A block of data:
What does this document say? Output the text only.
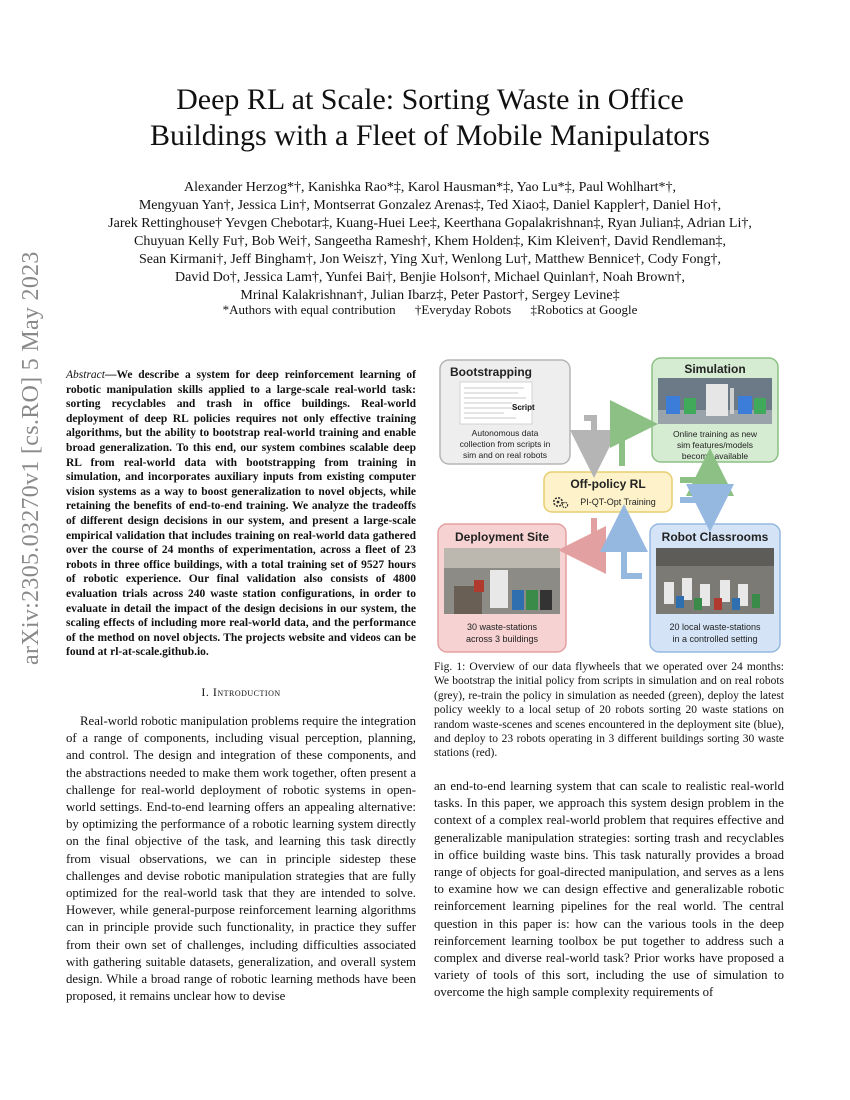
arXiv:2305.03270v1 [cs.RO] 5 May 2023
Deep RL at Scale: Sorting Waste in Office
Buildings with a Fleet of Mobile Manipulators
Alexander Herzog*†, Kanishka Rao*‡, Karol Hausman*‡, Yao Lu*‡, Paul Wohlhart*†,
Mengyuan Yan†, Jessica Lin†, Montserrat Gonzalez Arenas‡, Ted Xiao‡, Daniel Kappler†, Daniel Ho†,
Jarek Rettinghouse† Yevgen Chebotar‡, Kuang-Huei Lee‡, Keerthana Gopalakrishnan‡, Ryan Julian‡, Adrian Li†,
Chuyuan Kelly Fu†, Bob Wei†, Sangeetha Ramesh†, Khem Holden‡, Kim Kleiven†, David Rendleman‡,
Sean Kirmani†, Jeff Bingham†, Jon Weisz†, Ying Xu†, Wenlong Lu†, Matthew Bennice†, Cody Fong†,
David Do†, Jessica Lam†, Yunfei Bai†, Benjie Holson†, Michael Quinlan†, Noah Brown†,
Mrinal Kalakrishnan†, Julian Ibarz‡, Peter Pastor†, Sergey Levine‡
*Authors with equal contribution †Everyday Robots ‡Robotics at Google

Abstract—We describe a system for deep reinforcement learning of robotic manipulation skills applied to a large-scale real-world task: sorting recyclables and trash in office buildings. Real-world deployment of deep RL policies requires not only effective training algorithms, but the ability to bootstrap real-world training and enable broad generalization. To this end, our system combines scalable deep RL from real-world data with bootstrapping from training in simulation, and incorporates auxiliary inputs from existing computer vision systems as a way to boost generalization to novel objects, while retaining the benefits of end-to-end training. We analyze the tradeoffs of different design decisions in our system, and present a large-scale empirical validation that includes training on real-world data gathered over the course of 24 months of experimentation, across a fleet of 23 robots in three office buildings, with a total training set of 9527 hours of robotic experience. Our final validation also consists of 4800 evaluation trials across 240 waste station configurations, in order to evaluate in detail the impact of the design decisions in our system, the scaling effects of including more real-world data, and the performance of the method on novel objects. The projects website and videos can be found at rl-at-scale.github.io.

I. Introduction

Real-world robotic manipulation problems require the integration of a range of components, including visual perception, planning, and control. The design and integration of these components, and the abstractions needed to make them work together, often present a challenge for real-world deployment of robotic systems in open-world settings. End-to-end learning offers an appealing alternative: by optimizing the performance of a robotic learning system directly on the final objective of the task, and learning this task directly from visual observations, we can in principle sidestep these challenges and devise robotic manipulation strategies that are fully optimized for the real-world task that they are intended to solve. However, while general-purpose reinforcement learning algorithms can in principle provide such functionality, in practice they suffer from their own set of challenges, including difficulties associated with gathering suitable datasets, generalization, and overall system design. While a broad range of robotic learning methods have been proposed, it remains unclear how to devise

Bootstrapping
Script
Autonomous data
collection from scripts in
sim and on real robots
Simulation
Online training as new
sim features/models
become available
Off-policy RL
PI-QT-Opt Training
Deployment Site
30 waste-stations
across 3 buildings
Robot Classrooms
20 local waste-stations
in a controlled setting

Fig. 1: Overview of our data flywheels that we operated over 24 months: We bootstrap the initial policy from scripts in simulation and on real robots (grey), re-train the policy in simulation as needed (green), deploy the latest policy weekly to a local setup of 20 robots sorting 20 waste stations on random waste-scenes and scenes encountered in the deployment site (blue), and deploy to 23 robots operating in 3 different buildings sorting 30 waste stations (red).

an end-to-end learning system that can scale to realistic real-world tasks. In this paper, we approach this system design problem in the context of a complex real-world problem that requires effective and generalizable manipulation strategies: sorting trash and recyclables in office building waste bins. This task naturally provides a broad range of objects for goal-directed manipulation, and serves as a lens to examine how we can design effective and generalizable robotic reinforcement learning pipelines for the real world. The central question in this paper is: how can the various tools in the deep reinforcement learning toolbox be put together to address such a complex and diverse real-world task? Prior works have proposed a variety of tools of this sort, including the use of simulation to overcome the high sample complexity requirements of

__WORK TO DO__
Omit the images and transcribe all of the records above word for word.

__COMPLETED EXERCISE__
What does this document say? Output the text only.
arXiv:2305.03270v1 [cs.RO] 5 May 2023
Deep RL at Scale: Sorting Waste in Office
Buildings with a Fleet of Mobile Manipulators
Alexander Herzog*†, Kanishka Rao*‡, Karol Hausman*‡, Yao Lu*‡, Paul Wohlhart*†,
Mengyuan Yan†, Jessica Lin†, Montserrat Gonzalez Arenas‡, Ted Xiao‡, Daniel Kappler†, Daniel Ho†,
Jarek Rettinghouse† Yevgen Chebotar‡, Kuang-Huei Lee‡, Keerthana Gopalakrishnan‡, Ryan Julian‡, Adrian Li†,
Chuyuan Kelly Fu†, Bob Wei†, Sangeetha Ramesh†, Khem Holden‡, Kim Kleiven†, David Rendleman‡,
Sean Kirmani†, Jeff Bingham†, Jon Weisz†, Ying Xu†, Wenlong Lu†, Matthew Bennice†, Cody Fong†,
David Do†, Jessica Lam†, Yunfei Bai†, Benjie Holson†, Michael Quinlan†, Noah Brown†,
Mrinal Kalakrishnan†, Julian Ibarz‡, Peter Pastor†, Sergey Levine‡
*Authors with equal contribution †Everyday Robots ‡Robotics at Google

Abstract—We describe a system for deep reinforcement learning of robotic manipulation skills applied to a large-scale real-world task: sorting recyclables and trash in office buildings. Real-world deployment of deep RL policies requires not only effective training algorithms, but the ability to bootstrap real-world training and enable broad generalization. To this end, our system combines scalable deep RL from real-world data with bootstrapping from training in simulation, and incorporates auxiliary inputs from existing computer vision systems as a way to boost generalization to novel objects, while retaining the benefits of end-to-end training. We analyze the tradeoffs of different design decisions in our system, and present a large-scale empirical validation that includes training on real-world data gathered over the course of 24 months of experimentation, across a fleet of 23 robots in three office buildings, with a total training set of 9527 hours of robotic experience. Our final validation also consists of 4800 evaluation trials across 240 waste station configurations, in order to evaluate in detail the impact of the design decisions in our system, the scaling effects of including more real-world data, and the performance of the method on novel objects. The projects website and videos can be found at rl-at-scale.github.io.

I. Introduction

Real-world robotic manipulation problems require the integration of a range of components, including visual perception, planning, and control. The design and integration of these components, and the abstractions needed to make them work together, often present a challenge for real-world deployment of robotic systems in open-world settings. End-to-end learning offers an appealing alternative: by optimizing the performance of a robotic learning system directly on the final objective of the task, and learning this task directly from visual observations, we can in principle sidestep these challenges and devise robotic manipulation strategies that are fully optimized for the real-world task that they are intended to solve. However, while general-purpose reinforcement learning algorithms can in principle provide such functionality, in practice they suffer from their own set of challenges, including difficulties associated with gathering suitable datasets, generalization, and overall system design. While a broad range of robotic learning methods have been proposed, it remains unclear how to devise

Bootstrapping
Script
Autonomous data
collection from scripts in
sim and on real robots
Simulation
Online training as new
sim features/models
become available
Off-policy RL
PI-QT-Opt Training
Deployment Site
30 waste-stations
across 3 buildings
Robot Classrooms
20 local waste-stations
in a controlled setting

Fig. 1: Overview of our data flywheels that we operated over 24 months: We bootstrap the initial policy from scripts in simulation and on real robots (grey), re-train the policy in simulation as needed (green), deploy the latest policy weekly to a local setup of 20 robots sorting 20 waste stations on random waste-scenes and scenes encountered in the deployment site (blue), and deploy to 23 robots operating in 3 different buildings sorting 30 waste stations (red).

an end-to-end learning system that can scale to realistic real-world tasks. In this paper, we approach this system design problem in the context of a complex real-world problem that requires effective and generalizable manipulation strategies: sorting trash and recyclables in office building waste bins. This task naturally provides a broad range of objects for goal-directed manipulation, and serves as a lens to examine how we can design effective and generalizable robotic reinforcement learning pipelines for the real world. The central question in this paper is: how can the various tools in the deep reinforcement learning toolbox be put together to address such a complex and diverse real-world task? Prior works have proposed a variety of tools of this sort, including the use of simulation to overcome the high sample complexity requirements of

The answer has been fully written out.